**DESCRIPTION OF THE TASK**
Extract all lines containing "this".

**STORED ROWS**
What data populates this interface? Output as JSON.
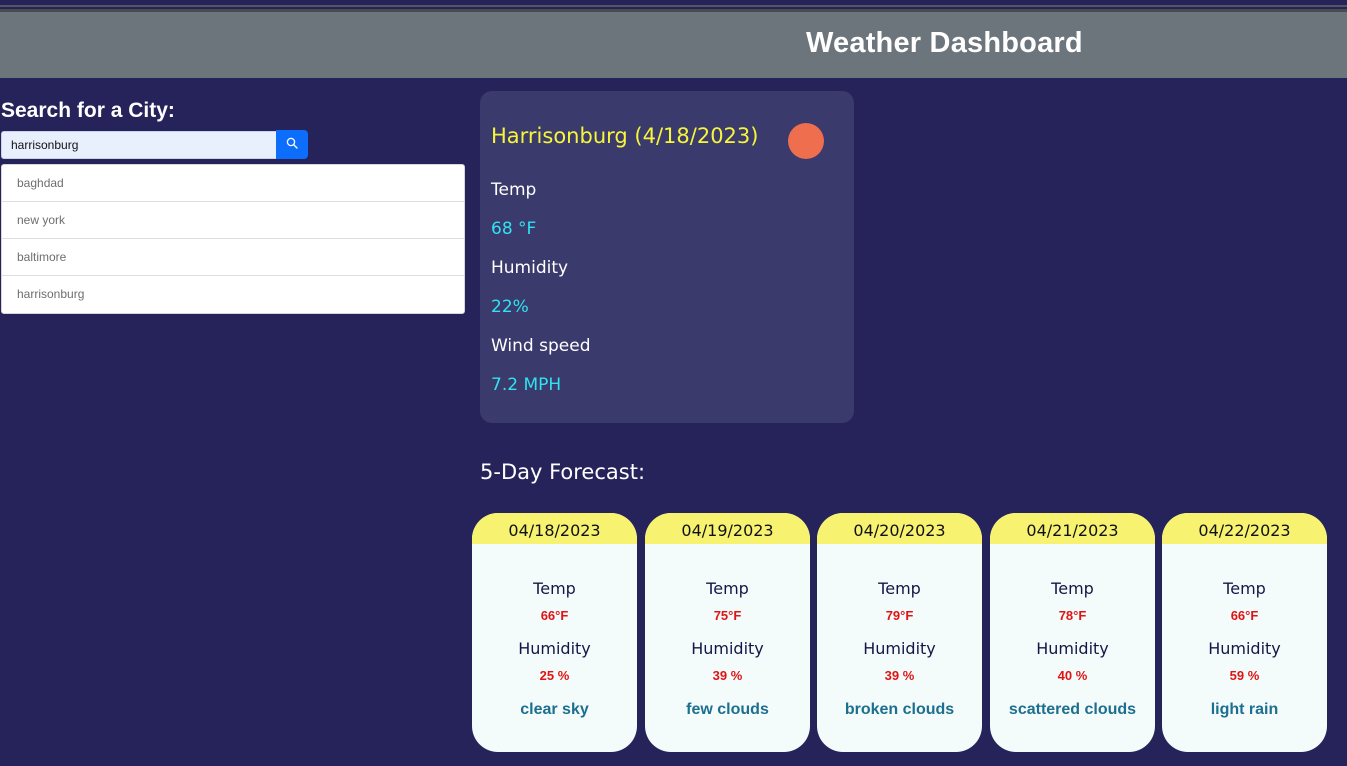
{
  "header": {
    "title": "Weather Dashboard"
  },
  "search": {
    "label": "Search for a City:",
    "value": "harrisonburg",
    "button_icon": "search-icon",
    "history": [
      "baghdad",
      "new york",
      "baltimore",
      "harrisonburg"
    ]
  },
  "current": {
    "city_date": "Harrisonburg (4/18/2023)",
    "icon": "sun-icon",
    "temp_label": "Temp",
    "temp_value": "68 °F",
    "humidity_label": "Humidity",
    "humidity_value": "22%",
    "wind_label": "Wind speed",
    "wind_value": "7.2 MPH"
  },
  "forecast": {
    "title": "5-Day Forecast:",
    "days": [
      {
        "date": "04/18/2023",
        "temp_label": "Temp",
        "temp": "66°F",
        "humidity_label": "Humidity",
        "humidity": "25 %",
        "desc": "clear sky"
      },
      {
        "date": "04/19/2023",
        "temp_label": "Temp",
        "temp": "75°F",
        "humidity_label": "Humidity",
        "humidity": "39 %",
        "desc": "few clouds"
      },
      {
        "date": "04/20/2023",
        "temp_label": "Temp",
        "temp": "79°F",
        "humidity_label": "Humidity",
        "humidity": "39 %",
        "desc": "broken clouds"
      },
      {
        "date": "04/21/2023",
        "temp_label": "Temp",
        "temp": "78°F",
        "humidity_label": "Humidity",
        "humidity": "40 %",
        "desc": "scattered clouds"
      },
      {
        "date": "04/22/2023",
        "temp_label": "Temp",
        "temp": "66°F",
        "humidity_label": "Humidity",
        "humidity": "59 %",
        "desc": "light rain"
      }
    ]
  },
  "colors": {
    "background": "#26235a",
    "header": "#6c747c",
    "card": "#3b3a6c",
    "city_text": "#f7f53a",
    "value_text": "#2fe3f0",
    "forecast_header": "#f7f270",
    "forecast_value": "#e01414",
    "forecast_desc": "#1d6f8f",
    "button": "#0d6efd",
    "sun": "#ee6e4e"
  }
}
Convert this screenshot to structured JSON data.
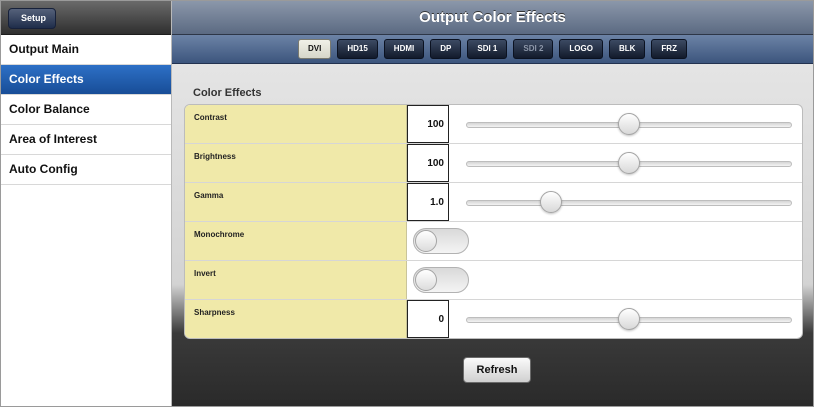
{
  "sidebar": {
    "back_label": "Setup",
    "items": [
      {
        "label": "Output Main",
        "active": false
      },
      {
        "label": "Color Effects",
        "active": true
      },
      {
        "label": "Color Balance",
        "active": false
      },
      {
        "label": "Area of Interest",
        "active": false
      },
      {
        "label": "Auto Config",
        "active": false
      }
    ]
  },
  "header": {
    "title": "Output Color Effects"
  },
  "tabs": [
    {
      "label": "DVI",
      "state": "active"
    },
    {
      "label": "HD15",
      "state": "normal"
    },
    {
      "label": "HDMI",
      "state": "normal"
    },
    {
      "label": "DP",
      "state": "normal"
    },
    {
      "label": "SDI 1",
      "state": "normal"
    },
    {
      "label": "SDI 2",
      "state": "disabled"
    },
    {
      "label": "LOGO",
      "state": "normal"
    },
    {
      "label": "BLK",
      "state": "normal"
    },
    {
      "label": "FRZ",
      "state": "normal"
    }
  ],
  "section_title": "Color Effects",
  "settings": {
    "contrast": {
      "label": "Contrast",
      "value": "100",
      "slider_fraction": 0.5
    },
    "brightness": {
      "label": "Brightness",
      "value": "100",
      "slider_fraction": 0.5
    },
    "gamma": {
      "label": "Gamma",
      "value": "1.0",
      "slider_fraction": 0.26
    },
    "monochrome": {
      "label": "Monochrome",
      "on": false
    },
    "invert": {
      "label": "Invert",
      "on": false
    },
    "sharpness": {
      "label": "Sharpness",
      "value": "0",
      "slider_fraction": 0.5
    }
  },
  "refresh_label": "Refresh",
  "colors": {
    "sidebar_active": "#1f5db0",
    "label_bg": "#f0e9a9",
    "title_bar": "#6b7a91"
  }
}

**EXERCISE ANSWER**
What data populates this interface? Output as JSON.
Convert this screenshot to structured JSON data.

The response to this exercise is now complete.